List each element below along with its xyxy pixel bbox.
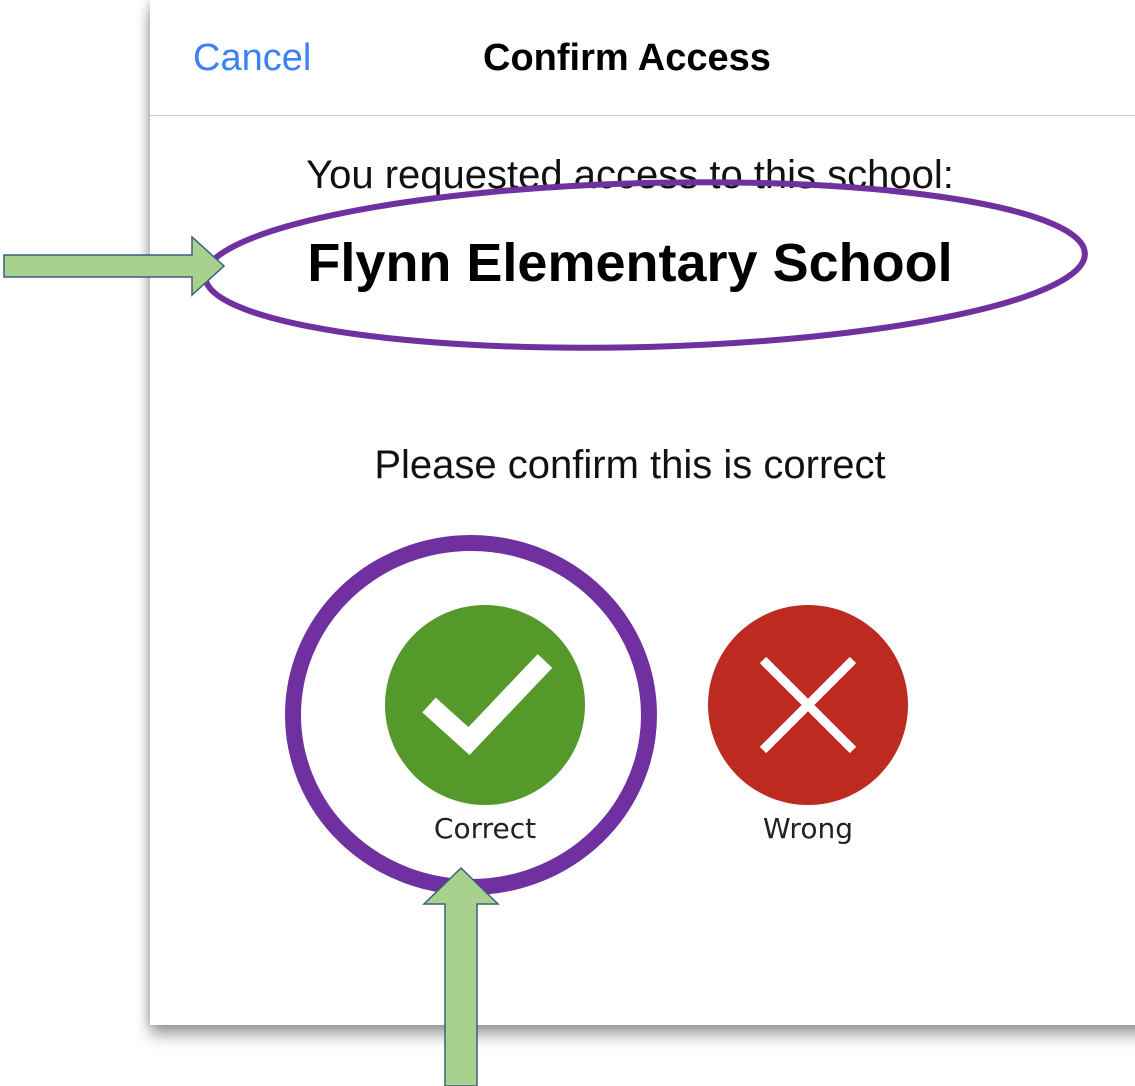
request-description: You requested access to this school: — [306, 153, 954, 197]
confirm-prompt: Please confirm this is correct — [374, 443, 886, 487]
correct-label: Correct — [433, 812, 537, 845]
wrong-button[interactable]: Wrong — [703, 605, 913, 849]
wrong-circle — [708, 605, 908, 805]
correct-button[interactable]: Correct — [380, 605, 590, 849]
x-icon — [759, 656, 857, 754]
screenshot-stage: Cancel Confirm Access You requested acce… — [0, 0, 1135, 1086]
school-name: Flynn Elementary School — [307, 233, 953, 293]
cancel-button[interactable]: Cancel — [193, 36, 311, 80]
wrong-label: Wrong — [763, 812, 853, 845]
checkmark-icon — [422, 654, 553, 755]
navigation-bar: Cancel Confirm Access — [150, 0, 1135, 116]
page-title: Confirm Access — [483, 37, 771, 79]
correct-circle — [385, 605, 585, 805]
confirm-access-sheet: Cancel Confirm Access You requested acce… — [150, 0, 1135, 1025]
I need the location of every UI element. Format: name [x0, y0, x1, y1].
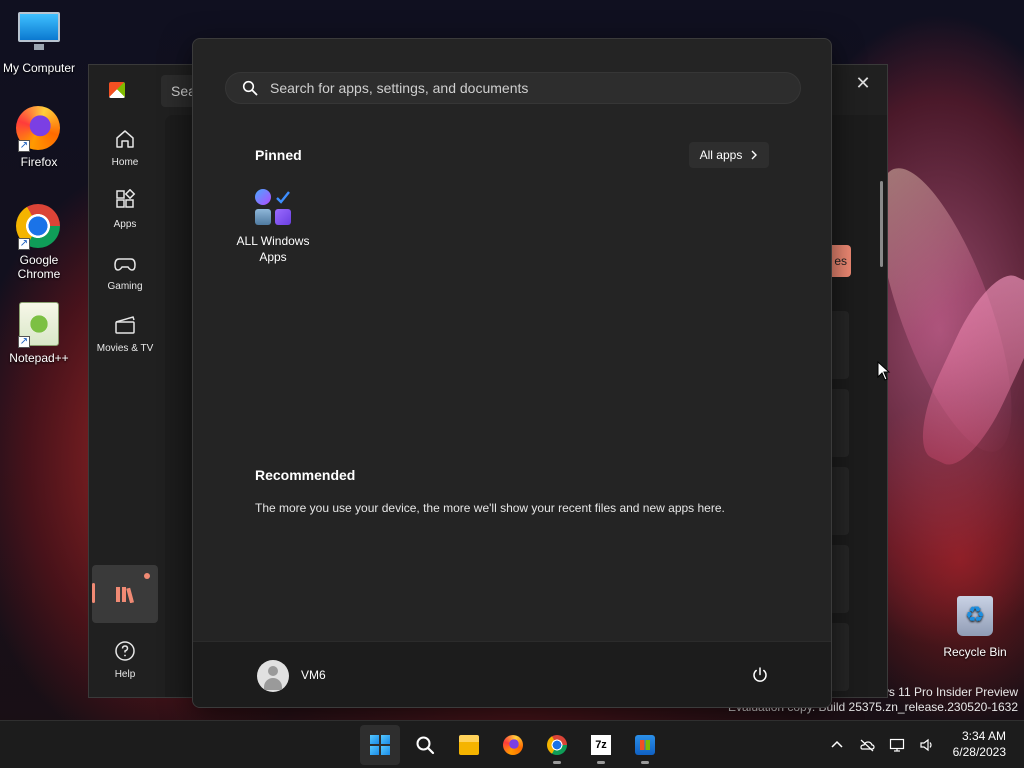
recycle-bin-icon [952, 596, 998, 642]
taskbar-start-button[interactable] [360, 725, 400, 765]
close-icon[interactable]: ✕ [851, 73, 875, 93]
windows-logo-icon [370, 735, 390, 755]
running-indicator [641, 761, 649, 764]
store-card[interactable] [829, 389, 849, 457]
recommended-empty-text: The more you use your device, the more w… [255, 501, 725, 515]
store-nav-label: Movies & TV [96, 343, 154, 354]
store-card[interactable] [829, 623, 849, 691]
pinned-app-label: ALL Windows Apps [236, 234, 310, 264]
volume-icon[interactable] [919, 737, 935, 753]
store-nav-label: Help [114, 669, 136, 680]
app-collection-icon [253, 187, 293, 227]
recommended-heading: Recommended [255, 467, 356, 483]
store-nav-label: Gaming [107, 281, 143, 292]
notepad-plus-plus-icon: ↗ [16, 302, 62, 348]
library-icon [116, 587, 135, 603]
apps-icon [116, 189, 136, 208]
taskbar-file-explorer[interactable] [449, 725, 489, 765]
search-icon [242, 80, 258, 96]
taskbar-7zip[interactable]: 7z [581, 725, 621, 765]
####
* [Stated goal] Count the lines in the entries above that contain the string "icon", matching case exactly. Give only the number.

* [Solution] 11